## [TO DO]
Please return every line of the records that contains the word "window".

_ _ _

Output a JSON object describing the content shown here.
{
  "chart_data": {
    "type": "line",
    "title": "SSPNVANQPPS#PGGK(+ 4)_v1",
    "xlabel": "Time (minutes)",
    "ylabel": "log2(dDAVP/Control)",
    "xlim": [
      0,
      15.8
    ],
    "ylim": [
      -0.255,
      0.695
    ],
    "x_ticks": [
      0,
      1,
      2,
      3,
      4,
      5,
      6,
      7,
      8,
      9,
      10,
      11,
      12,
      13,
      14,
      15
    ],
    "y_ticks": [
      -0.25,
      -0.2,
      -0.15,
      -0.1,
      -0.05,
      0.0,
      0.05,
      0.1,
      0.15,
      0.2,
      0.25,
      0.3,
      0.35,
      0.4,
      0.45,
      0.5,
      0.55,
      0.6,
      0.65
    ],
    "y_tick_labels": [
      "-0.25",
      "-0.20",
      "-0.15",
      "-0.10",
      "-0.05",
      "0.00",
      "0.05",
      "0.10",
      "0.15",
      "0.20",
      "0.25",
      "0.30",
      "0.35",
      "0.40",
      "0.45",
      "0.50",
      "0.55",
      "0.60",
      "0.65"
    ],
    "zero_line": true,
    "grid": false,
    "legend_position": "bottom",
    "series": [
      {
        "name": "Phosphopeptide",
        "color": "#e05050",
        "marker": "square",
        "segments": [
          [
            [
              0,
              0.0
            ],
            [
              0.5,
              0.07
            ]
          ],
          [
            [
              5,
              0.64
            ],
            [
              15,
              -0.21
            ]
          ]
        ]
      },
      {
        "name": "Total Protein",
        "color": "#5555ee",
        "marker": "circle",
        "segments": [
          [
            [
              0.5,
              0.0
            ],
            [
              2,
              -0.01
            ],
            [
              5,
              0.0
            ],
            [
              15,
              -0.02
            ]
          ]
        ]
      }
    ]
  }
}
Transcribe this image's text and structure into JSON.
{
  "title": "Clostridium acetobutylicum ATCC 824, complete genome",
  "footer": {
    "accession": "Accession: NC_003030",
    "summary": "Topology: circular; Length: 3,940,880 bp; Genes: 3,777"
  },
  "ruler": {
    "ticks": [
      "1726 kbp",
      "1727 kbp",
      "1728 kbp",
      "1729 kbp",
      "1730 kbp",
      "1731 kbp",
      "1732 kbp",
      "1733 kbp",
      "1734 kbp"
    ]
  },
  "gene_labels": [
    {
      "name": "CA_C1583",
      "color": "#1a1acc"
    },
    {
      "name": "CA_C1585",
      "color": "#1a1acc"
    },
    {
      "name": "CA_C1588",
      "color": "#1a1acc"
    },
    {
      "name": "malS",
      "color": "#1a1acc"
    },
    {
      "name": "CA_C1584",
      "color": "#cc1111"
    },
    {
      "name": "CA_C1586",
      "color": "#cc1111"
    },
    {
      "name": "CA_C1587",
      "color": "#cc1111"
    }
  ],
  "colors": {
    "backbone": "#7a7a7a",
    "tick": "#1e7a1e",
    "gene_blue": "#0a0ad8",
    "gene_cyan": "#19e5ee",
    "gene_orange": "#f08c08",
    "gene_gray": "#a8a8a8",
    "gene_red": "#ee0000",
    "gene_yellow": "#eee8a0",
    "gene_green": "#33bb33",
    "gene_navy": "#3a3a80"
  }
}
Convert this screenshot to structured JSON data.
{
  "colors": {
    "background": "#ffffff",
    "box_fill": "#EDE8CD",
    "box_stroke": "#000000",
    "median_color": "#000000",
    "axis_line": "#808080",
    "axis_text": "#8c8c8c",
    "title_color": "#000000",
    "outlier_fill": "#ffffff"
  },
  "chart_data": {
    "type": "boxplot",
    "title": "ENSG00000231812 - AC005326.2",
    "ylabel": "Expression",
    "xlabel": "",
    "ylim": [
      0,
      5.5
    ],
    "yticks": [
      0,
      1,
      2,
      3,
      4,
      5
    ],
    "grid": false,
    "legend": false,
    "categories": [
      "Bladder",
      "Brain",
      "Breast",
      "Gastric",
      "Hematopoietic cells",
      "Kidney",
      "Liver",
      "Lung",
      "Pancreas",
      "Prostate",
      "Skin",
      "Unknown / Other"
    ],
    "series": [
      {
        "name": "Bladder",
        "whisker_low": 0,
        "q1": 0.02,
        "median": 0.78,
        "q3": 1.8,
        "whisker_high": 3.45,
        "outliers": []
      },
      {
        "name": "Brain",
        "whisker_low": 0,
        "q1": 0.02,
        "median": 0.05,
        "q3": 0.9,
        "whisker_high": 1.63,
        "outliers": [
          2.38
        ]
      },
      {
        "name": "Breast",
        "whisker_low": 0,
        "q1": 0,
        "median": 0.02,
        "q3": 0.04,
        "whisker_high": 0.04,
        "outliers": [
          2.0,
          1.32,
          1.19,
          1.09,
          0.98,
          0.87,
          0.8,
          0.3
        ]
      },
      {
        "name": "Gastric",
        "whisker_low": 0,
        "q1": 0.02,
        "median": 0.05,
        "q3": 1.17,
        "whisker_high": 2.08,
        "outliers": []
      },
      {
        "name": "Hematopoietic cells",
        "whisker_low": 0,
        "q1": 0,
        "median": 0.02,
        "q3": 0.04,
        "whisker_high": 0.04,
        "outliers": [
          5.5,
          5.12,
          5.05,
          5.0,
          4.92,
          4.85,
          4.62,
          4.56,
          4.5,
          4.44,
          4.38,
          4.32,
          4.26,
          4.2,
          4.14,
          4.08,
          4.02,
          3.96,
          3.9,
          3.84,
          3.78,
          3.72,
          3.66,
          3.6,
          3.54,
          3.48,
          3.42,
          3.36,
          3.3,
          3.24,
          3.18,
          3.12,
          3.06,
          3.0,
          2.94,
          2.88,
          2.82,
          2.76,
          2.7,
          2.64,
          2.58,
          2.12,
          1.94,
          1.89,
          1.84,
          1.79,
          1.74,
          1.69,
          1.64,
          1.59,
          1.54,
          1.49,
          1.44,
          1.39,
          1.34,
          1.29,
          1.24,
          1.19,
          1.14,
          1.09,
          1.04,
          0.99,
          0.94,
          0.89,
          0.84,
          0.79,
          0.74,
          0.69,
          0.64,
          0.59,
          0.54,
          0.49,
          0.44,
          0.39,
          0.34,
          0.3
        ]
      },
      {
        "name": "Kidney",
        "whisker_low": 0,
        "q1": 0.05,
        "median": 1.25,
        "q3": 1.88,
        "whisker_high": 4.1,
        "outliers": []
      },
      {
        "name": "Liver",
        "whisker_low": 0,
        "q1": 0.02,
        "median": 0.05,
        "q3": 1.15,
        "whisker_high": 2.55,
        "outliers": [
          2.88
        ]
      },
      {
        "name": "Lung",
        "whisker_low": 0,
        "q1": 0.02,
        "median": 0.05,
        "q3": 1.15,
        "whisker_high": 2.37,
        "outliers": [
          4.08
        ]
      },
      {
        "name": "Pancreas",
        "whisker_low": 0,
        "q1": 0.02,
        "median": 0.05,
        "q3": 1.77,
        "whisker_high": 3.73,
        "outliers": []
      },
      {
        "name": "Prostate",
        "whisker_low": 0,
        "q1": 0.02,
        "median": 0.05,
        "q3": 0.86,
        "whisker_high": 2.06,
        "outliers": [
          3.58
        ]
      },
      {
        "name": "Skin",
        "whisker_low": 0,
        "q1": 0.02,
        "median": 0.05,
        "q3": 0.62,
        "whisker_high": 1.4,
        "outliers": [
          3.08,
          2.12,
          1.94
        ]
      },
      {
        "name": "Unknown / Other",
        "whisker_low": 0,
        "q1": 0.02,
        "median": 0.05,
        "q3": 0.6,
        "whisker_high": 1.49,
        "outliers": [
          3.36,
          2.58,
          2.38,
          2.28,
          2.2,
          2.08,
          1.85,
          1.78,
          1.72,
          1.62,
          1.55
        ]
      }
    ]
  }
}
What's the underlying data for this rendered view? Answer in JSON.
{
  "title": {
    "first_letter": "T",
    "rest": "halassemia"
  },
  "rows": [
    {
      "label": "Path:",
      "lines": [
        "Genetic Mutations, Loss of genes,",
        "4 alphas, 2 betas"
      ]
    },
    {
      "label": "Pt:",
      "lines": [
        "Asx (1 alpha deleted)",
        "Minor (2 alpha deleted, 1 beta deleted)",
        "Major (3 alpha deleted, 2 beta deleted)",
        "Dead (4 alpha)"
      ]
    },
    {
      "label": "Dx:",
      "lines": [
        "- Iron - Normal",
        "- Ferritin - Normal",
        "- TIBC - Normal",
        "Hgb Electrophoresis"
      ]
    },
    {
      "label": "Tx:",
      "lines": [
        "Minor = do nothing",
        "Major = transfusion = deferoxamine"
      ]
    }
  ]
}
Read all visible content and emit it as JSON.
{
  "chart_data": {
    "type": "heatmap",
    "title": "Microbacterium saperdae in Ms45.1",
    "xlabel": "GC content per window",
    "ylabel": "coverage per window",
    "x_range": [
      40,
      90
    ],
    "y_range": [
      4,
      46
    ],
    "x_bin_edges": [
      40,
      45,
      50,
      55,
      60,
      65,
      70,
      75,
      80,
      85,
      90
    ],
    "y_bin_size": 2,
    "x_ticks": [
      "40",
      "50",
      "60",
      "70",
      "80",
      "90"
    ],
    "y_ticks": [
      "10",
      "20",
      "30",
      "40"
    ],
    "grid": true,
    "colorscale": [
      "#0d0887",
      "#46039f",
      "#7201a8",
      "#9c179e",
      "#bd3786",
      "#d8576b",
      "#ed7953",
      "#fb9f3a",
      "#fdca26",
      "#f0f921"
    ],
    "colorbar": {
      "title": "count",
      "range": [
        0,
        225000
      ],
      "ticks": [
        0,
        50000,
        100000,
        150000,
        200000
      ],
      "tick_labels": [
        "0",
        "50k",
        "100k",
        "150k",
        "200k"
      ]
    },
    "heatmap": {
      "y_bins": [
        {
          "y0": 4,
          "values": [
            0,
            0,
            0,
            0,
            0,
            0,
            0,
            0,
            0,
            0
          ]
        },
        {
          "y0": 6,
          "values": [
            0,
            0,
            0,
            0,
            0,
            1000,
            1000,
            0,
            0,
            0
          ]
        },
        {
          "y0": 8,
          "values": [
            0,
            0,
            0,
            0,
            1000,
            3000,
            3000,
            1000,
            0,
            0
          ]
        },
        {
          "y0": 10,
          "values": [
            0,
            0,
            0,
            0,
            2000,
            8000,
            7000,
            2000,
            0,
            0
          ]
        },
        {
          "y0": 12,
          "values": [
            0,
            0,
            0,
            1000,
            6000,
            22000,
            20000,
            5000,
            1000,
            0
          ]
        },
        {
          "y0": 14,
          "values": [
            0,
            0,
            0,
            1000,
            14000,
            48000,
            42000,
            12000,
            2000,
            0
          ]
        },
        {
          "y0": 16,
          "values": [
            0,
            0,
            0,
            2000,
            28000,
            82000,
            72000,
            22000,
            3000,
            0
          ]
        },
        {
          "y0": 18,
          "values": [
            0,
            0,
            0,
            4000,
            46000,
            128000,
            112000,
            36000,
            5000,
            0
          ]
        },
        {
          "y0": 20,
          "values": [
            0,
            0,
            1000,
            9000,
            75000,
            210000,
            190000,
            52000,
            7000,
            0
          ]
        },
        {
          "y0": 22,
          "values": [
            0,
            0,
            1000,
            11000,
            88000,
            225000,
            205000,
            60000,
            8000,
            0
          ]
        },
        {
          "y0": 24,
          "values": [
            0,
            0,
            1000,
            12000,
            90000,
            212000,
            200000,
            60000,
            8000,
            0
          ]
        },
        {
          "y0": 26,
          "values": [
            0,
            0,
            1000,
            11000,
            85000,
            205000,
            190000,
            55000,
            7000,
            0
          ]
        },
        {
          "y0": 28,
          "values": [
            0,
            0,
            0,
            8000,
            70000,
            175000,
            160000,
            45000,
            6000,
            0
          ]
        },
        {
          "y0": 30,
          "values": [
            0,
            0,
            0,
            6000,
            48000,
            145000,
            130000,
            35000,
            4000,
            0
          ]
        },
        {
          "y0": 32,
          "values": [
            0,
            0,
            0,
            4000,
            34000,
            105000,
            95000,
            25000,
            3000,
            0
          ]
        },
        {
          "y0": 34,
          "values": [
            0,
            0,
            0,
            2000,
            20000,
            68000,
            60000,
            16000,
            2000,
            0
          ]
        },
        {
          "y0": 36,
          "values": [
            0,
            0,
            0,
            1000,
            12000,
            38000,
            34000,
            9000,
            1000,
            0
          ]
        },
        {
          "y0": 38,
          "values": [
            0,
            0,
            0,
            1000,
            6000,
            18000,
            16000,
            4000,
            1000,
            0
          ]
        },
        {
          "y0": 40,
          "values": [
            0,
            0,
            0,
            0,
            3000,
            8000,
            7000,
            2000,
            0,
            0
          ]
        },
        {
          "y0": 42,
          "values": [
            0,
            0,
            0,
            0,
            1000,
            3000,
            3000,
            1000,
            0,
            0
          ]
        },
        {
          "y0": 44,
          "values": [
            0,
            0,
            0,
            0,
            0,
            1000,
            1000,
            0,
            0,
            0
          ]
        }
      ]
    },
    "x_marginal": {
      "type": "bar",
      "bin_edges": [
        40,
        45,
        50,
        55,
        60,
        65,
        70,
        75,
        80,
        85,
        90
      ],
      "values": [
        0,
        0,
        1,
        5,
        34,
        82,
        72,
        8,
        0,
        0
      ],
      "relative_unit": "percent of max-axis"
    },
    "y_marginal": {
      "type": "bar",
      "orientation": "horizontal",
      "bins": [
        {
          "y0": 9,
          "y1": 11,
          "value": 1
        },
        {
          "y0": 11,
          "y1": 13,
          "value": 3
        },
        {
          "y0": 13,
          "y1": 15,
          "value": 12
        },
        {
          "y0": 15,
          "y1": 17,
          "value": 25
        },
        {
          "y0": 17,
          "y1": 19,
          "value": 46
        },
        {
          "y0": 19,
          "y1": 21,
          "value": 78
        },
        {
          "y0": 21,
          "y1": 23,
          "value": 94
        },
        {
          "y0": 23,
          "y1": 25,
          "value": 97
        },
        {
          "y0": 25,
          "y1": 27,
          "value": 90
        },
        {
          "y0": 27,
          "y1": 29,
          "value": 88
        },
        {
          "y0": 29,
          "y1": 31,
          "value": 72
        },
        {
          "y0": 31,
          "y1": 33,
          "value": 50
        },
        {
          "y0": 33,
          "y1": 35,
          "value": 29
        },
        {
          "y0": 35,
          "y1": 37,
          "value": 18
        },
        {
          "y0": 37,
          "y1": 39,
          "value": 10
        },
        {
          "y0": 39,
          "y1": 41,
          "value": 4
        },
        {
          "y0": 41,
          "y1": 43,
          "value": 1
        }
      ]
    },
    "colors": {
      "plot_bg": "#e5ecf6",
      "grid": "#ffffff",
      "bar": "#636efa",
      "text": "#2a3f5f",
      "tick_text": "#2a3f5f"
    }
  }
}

_ _ _

## [EXPECTED ANSWER]
    "xlabel": "GC content per window",
    "ylabel": "coverage per window",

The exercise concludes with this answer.